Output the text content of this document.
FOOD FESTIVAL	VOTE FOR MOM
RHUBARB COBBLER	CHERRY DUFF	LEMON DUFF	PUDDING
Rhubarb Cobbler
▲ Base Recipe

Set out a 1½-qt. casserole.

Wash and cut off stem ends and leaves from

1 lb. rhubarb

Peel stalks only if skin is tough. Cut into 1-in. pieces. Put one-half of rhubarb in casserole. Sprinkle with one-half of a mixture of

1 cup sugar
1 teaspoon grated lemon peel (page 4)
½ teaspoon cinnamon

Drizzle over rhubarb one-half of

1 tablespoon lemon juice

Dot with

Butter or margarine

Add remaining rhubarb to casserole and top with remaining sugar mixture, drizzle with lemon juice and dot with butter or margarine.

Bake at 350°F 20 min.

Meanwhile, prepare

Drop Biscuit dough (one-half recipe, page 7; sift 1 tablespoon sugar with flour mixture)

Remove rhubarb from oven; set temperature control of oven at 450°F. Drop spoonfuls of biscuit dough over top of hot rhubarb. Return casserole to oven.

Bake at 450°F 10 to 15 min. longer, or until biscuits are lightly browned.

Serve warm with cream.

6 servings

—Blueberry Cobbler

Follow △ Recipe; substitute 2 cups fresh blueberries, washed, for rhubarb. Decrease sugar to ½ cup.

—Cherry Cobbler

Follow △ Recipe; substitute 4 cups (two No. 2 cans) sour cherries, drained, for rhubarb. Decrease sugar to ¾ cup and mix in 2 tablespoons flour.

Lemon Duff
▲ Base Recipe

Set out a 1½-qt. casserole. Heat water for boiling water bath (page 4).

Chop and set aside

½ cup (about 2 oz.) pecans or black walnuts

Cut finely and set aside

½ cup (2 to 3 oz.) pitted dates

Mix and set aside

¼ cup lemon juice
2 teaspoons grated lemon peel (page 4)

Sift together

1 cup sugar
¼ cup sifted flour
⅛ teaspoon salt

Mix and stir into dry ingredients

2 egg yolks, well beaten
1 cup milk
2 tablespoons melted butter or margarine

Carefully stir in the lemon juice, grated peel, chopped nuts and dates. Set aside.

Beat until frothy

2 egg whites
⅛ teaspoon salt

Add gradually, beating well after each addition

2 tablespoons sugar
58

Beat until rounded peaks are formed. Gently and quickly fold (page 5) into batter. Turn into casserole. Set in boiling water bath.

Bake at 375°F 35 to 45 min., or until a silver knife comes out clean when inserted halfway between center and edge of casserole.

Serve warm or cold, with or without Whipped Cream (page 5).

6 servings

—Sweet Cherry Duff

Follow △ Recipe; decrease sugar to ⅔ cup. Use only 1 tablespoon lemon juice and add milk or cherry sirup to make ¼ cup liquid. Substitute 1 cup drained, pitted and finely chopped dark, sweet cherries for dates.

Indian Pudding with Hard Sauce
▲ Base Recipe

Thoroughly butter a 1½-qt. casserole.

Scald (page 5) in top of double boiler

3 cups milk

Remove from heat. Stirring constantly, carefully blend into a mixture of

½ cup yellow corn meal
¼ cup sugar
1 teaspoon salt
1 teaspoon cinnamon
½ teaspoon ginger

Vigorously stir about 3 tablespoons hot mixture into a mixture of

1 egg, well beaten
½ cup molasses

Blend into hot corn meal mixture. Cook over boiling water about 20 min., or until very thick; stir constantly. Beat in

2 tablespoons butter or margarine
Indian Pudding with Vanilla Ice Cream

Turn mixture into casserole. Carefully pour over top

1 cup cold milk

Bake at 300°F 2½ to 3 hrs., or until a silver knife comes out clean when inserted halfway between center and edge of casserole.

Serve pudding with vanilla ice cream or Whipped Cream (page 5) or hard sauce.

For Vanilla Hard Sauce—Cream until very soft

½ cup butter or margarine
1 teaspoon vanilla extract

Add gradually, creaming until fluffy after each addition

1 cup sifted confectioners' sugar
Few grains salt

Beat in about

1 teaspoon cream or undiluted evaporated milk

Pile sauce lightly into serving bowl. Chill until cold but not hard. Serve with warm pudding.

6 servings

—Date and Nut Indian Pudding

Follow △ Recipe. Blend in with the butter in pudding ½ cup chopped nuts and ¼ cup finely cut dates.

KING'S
· · · · · · ·
◆ Task statement: From the listing, copy every line where the string "flour" appears.

◆ Solution to the problem:
Drop Biscuit dough (one-half recipe, page 7; sift 1 tablespoon sugar with flour mixture)
Follow △ Recipe; substitute 4 cups (two No. 2 cans) sour cherries, drained, for rhubarb. Decrease sugar to ¾ cup and mix in 2 tablespoons flour.
¼ cup sifted flour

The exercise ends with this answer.